Source records:
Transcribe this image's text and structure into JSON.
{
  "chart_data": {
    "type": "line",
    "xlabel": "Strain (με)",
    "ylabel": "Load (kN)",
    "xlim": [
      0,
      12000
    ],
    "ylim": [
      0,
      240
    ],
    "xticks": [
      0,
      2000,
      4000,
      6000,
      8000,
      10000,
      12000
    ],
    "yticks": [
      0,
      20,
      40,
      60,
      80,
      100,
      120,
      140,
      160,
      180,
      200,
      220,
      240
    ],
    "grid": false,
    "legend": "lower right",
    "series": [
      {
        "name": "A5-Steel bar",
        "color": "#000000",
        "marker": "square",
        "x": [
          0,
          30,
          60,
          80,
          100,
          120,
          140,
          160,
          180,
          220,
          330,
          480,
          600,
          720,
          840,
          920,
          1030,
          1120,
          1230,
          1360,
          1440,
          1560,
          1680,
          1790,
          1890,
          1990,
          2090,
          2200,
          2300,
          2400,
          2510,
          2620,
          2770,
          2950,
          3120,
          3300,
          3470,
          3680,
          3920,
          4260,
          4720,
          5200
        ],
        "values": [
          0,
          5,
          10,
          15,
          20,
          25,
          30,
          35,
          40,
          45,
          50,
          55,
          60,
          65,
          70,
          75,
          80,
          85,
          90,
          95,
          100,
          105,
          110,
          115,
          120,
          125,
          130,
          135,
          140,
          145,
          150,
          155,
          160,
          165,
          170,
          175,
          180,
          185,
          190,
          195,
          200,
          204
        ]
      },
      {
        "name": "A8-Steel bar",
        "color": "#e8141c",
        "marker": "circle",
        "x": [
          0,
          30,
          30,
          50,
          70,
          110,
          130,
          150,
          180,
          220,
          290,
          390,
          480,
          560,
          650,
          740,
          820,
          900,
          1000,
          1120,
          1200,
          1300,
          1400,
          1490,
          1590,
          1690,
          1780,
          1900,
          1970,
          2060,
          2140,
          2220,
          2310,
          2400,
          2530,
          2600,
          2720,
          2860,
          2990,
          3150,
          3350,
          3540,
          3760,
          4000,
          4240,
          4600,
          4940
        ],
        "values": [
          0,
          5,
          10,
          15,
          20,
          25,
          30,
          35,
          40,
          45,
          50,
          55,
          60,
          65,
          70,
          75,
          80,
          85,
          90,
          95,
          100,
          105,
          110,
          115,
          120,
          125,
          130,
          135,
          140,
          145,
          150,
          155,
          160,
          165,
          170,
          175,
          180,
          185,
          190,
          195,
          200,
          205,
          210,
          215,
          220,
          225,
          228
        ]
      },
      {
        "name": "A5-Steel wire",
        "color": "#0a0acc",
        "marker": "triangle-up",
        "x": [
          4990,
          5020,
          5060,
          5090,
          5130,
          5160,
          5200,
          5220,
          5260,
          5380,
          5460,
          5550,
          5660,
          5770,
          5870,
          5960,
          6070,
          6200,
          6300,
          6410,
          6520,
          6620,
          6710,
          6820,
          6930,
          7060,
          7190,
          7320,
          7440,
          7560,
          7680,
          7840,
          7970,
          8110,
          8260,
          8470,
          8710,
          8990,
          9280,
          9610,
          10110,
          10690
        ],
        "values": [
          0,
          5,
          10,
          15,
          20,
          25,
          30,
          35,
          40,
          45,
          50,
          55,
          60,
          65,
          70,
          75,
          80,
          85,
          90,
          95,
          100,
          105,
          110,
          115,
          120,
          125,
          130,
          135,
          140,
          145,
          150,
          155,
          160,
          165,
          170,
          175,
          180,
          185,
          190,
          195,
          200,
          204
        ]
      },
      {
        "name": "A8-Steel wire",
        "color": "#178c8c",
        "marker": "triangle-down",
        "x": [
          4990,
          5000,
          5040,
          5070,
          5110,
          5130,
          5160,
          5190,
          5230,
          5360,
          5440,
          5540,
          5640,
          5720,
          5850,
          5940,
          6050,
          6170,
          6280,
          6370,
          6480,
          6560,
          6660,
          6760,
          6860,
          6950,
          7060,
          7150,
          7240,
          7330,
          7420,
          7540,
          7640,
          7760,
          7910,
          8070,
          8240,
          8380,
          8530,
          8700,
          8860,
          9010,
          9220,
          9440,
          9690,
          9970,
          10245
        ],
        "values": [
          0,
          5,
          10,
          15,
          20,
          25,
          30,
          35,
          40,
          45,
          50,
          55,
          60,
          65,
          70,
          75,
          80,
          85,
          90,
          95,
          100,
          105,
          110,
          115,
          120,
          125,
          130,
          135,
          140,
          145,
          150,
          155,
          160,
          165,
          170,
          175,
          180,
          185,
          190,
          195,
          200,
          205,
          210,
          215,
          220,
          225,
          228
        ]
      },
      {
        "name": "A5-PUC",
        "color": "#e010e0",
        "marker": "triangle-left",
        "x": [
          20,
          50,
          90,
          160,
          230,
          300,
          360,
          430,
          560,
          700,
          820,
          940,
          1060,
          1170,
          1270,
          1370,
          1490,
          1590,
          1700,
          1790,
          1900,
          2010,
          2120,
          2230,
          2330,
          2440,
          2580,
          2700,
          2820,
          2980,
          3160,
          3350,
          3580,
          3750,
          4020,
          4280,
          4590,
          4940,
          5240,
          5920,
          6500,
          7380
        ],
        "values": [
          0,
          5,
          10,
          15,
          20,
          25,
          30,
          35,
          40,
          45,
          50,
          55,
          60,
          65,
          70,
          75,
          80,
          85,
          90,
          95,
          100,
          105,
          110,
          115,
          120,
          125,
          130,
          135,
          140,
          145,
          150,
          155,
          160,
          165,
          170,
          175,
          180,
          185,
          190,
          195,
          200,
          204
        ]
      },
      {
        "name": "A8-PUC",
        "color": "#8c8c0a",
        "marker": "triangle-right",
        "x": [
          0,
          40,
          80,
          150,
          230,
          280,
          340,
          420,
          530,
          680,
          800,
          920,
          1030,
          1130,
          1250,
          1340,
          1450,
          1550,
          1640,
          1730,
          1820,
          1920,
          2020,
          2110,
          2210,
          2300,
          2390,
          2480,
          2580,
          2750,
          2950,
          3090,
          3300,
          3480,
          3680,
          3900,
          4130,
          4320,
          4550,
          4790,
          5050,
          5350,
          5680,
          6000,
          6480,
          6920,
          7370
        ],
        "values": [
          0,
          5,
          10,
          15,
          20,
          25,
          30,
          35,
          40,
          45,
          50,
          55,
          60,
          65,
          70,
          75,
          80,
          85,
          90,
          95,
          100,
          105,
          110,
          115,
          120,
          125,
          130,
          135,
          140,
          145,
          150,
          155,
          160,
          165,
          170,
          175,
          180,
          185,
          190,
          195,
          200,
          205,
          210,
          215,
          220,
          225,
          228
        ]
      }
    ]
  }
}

The task:
Copy every line above in which the string "triangle" shows up.

Solution to the problem:
        "marker": "triangle-up",
        "marker": "triangle-down",
        "marker": "triangle-left",
        "marker": "triangle-right",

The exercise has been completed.